# REQUIRED WORK:
Give the listing again exactly, omitting its images.

'''

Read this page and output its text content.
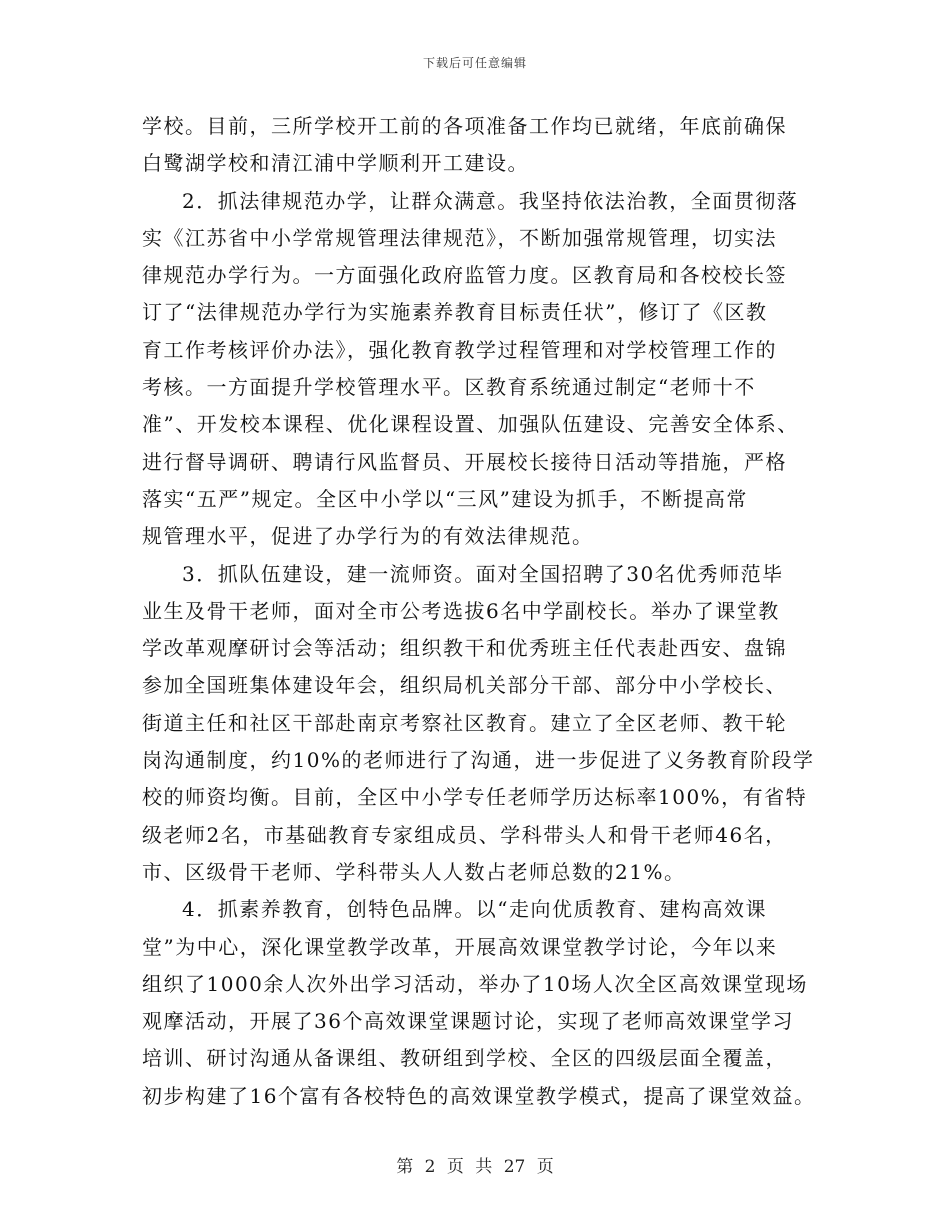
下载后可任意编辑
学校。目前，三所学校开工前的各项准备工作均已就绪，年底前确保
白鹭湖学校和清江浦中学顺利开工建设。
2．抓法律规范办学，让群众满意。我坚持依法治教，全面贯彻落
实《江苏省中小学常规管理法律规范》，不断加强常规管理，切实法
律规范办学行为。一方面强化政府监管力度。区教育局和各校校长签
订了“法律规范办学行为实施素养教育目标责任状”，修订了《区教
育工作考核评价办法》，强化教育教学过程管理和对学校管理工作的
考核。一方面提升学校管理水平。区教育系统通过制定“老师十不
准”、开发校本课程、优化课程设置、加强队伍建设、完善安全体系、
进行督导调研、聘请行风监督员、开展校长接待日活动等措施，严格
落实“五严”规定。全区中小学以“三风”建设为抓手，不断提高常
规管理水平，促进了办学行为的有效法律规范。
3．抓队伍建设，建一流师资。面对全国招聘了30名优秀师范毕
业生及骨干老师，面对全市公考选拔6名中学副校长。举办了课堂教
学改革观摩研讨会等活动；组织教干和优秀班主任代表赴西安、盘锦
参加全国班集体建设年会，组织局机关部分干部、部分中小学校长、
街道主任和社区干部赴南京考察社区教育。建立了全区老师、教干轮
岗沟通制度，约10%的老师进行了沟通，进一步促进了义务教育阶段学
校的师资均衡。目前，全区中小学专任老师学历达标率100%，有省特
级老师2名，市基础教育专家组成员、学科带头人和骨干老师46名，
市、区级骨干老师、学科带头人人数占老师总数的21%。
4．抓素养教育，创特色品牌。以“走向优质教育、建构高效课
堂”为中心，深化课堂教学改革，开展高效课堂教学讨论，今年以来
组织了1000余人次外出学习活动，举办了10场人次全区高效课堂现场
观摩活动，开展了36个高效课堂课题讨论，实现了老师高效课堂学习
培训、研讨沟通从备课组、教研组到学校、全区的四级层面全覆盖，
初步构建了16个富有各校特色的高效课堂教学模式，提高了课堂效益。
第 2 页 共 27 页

'''

# THE RESULT:
Read this page and output its text content.
下载后可任意编辑
学校。目前，三所学校开工前的各项准备工作均已就绪，年底前确保
白鹭湖学校和清江浦中学顺利开工建设。
2．抓法律规范办学，让群众满意。我坚持依法治教，全面贯彻落
实《江苏省中小学常规管理法律规范》，不断加强常规管理，切实法
律规范办学行为。一方面强化政府监管力度。区教育局和各校校长签
订了“法律规范办学行为实施素养教育目标责任状”，修订了《区教
育工作考核评价办法》，强化教育教学过程管理和对学校管理工作的
考核。一方面提升学校管理水平。区教育系统通过制定“老师十不
准”、开发校本课程、优化课程设置、加强队伍建设、完善安全体系、
进行督导调研、聘请行风监督员、开展校长接待日活动等措施，严格
落实“五严”规定。全区中小学以“三风”建设为抓手，不断提高常
规管理水平，促进了办学行为的有效法律规范。
3．抓队伍建设，建一流师资。面对全国招聘了30名优秀师范毕
业生及骨干老师，面对全市公考选拔6名中学副校长。举办了课堂教
学改革观摩研讨会等活动；组织教干和优秀班主任代表赴西安、盘锦
参加全国班集体建设年会，组织局机关部分干部、部分中小学校长、
街道主任和社区干部赴南京考察社区教育。建立了全区老师、教干轮
岗沟通制度，约10%的老师进行了沟通，进一步促进了义务教育阶段学
校的师资均衡。目前，全区中小学专任老师学历达标率100%，有省特
级老师2名，市基础教育专家组成员、学科带头人和骨干老师46名，
市、区级骨干老师、学科带头人人数占老师总数的21%。
4．抓素养教育，创特色品牌。以“走向优质教育、建构高效课
堂”为中心，深化课堂教学改革，开展高效课堂教学讨论，今年以来
组织了1000余人次外出学习活动，举办了10场人次全区高效课堂现场
观摩活动，开展了36个高效课堂课题讨论，实现了老师高效课堂学习
培训、研讨沟通从备课组、教研组到学校、全区的四级层面全覆盖，
初步构建了16个富有各校特色的高效课堂教学模式，提高了课堂效益。
第 2 页 共 27 页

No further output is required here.